(Stored entries)
####################

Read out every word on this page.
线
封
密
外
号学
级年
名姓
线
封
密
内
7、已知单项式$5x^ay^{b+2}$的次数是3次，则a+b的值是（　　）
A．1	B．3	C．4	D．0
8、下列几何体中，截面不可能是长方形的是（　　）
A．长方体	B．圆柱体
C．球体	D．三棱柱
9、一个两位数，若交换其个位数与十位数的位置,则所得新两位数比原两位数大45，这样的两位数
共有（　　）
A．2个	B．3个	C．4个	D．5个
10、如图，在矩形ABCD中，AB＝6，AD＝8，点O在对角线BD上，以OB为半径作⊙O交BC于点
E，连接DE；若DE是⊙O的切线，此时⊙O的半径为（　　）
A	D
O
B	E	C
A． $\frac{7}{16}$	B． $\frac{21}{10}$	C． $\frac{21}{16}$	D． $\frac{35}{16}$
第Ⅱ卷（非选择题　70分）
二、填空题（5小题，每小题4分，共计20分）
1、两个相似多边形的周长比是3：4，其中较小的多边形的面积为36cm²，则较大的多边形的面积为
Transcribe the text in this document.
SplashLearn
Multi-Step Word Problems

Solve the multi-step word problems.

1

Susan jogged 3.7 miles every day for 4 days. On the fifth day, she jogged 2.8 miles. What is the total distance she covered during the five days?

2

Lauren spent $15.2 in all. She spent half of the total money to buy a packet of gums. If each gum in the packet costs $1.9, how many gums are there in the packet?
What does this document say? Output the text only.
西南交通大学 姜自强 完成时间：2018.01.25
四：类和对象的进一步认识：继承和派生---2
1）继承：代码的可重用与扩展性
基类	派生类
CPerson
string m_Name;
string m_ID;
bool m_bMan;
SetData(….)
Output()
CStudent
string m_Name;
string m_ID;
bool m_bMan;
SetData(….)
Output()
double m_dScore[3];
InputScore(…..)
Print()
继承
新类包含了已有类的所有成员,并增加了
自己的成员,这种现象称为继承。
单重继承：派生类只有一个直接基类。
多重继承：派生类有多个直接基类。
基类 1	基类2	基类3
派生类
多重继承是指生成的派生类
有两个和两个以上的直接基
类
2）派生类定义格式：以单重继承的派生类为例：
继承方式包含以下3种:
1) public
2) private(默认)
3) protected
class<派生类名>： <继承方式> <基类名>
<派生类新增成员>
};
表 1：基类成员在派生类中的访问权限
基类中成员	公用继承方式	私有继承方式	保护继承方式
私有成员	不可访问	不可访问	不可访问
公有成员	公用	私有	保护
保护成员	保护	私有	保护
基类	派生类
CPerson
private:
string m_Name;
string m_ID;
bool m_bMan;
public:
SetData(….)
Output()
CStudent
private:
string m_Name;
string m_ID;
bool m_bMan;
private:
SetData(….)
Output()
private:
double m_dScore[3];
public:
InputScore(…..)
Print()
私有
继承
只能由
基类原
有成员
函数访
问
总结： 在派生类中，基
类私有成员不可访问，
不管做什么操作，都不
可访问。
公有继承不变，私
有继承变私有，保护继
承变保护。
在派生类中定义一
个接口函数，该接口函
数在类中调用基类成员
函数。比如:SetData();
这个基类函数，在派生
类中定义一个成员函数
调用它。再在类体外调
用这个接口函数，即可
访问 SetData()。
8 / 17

####################

Show each line of the listing that holds the string "What".

Susan jogged 3.7 miles every day for 4 days. On the fifth day, she jogged 2.8 miles. What is the total distance she covered during the five days?
What does this document say? Output the text only.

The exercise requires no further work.